Start STORED DATA

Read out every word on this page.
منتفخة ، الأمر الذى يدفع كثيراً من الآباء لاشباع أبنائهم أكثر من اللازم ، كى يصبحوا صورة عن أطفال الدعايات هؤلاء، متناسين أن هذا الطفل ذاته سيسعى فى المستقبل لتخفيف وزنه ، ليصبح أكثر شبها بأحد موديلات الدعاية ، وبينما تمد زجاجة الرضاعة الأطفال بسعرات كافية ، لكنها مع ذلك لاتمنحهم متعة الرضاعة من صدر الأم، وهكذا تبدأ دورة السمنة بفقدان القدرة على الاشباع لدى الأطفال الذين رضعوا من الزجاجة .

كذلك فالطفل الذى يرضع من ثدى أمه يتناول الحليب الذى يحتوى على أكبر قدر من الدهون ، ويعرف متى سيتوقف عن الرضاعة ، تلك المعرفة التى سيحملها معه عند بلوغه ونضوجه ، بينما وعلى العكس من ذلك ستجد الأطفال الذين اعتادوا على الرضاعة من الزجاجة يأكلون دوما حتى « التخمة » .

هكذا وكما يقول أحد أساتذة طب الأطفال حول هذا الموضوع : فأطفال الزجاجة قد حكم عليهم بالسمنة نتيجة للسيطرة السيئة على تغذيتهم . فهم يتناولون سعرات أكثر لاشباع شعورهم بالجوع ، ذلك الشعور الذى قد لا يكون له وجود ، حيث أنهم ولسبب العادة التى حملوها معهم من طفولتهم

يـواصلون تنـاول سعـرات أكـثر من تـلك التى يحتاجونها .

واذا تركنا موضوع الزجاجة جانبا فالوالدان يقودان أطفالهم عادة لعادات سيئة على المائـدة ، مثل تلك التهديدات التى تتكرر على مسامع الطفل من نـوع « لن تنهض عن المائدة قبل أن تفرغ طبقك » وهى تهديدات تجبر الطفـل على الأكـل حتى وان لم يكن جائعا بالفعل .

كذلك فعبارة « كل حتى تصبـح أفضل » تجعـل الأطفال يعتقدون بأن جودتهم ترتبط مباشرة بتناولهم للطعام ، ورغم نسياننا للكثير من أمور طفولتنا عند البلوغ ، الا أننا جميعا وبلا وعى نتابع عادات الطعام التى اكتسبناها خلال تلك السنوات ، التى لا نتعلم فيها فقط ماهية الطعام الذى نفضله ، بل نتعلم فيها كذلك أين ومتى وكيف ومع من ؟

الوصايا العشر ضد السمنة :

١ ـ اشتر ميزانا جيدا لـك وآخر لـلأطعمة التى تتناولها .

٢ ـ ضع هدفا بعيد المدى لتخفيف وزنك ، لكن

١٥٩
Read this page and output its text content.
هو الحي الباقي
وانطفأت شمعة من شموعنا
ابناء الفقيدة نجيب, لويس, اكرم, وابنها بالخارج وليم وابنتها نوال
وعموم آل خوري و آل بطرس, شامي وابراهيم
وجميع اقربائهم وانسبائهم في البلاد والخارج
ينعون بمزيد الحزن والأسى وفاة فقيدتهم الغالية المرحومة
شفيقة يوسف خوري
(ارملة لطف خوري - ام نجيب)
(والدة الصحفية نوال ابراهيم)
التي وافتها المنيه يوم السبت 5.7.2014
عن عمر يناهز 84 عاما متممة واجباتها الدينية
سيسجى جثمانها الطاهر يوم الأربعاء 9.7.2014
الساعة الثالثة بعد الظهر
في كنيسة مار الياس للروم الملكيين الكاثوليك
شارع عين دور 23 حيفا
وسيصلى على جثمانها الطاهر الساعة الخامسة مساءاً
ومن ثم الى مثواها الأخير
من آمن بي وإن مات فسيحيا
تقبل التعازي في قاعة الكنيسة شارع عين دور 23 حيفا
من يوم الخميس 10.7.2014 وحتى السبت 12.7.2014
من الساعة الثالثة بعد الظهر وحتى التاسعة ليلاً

End STORED DATA

(DIRECTIONS): Write out all the lines again, exactly as they are.

(REPLY):
Read out every word on this page.
منتفخة ، الأمر الذى يدفع كثيراً من الآباء لاشباع أبنائهم أكثر من اللازم ، كى يصبحوا صورة عن أطفال الدعايات هؤلاء، متناسين أن هذا الطفل ذاته سيسعى فى المستقبل لتخفيف وزنه ، ليصبح أكثر شبها بأحد موديلات الدعاية ، وبينما تمد زجاجة الرضاعة الأطفال بسعرات كافية ، لكنها مع ذلك لاتمنحهم متعة الرضاعة من صدر الأم، وهكذا تبدأ دورة السمنة بفقدان القدرة على الاشباع لدى الأطفال الذين رضعوا من الزجاجة .

كذلك فالطفل الذى يرضع من ثدى أمه يتناول الحليب الذى يحتوى على أكبر قدر من الدهون ، ويعرف متى سيتوقف عن الرضاعة ، تلك المعرفة التى سيحملها معه عند بلوغه ونضوجه ، بينما وعلى العكس من ذلك ستجد الأطفال الذين اعتادوا على الرضاعة من الزجاجة يأكلون دوما حتى « التخمة » .

هكذا وكما يقول أحد أساتذة طب الأطفال حول هذا الموضوع : فأطفال الزجاجة قد حكم عليهم بالسمنة نتيجة للسيطرة السيئة على تغذيتهم . فهم يتناولون سعرات أكثر لاشباع شعورهم بالجوع ، ذلك الشعور الذى قد لا يكون له وجود ، حيث أنهم ولسبب العادة التى حملوها معهم من طفولتهم

يـواصلون تنـاول سعـرات أكـثر من تـلك التى يحتاجونها .

واذا تركنا موضوع الزجاجة جانبا فالوالدان يقودان أطفالهم عادة لعادات سيئة على المائـدة ، مثل تلك التهديدات التى تتكرر على مسامع الطفل من نـوع « لن تنهض عن المائدة قبل أن تفرغ طبقك » وهى تهديدات تجبر الطفـل على الأكـل حتى وان لم يكن جائعا بالفعل .

كذلك فعبارة « كل حتى تصبـح أفضل » تجعـل الأطفال يعتقدون بأن جودتهم ترتبط مباشرة بتناولهم للطعام ، ورغم نسياننا للكثير من أمور طفولتنا عند البلوغ ، الا أننا جميعا وبلا وعى نتابع عادات الطعام التى اكتسبناها خلال تلك السنوات ، التى لا نتعلم فيها فقط ماهية الطعام الذى نفضله ، بل نتعلم فيها كذلك أين ومتى وكيف ومع من ؟

الوصايا العشر ضد السمنة :

١ ـ اشتر ميزانا جيدا لـك وآخر لـلأطعمة التى تتناولها .

٢ ـ ضع هدفا بعيد المدى لتخفيف وزنك ، لكن

١٥٩
Read this page and output its text content.
هو الحي الباقي
وانطفأت شمعة من شموعنا
ابناء الفقيدة نجيب, لويس, اكرم, وابنها بالخارج وليم وابنتها نوال
وعموم آل خوري و آل بطرس, شامي وابراهيم
وجميع اقربائهم وانسبائهم في البلاد والخارج
ينعون بمزيد الحزن والأسى وفاة فقيدتهم الغالية المرحومة
شفيقة يوسف خوري
(ارملة لطف خوري - ام نجيب)
(والدة الصحفية نوال ابراهيم)
التي وافتها المنيه يوم السبت 5.7.2014
عن عمر يناهز 84 عاما متممة واجباتها الدينية
سيسجى جثمانها الطاهر يوم الأربعاء 9.7.2014
الساعة الثالثة بعد الظهر
في كنيسة مار الياس للروم الملكيين الكاثوليك
شارع عين دور 23 حيفا
وسيصلى على جثمانها الطاهر الساعة الخامسة مساءاً
ومن ثم الى مثواها الأخير
من آمن بي وإن مات فسيحيا
تقبل التعازي في قاعة الكنيسة شارع عين دور 23 حيفا
من يوم الخميس 10.7.2014 وحتى السبت 12.7.2014
من الساعة الثالثة بعد الظهر وحتى التاسعة ليلاً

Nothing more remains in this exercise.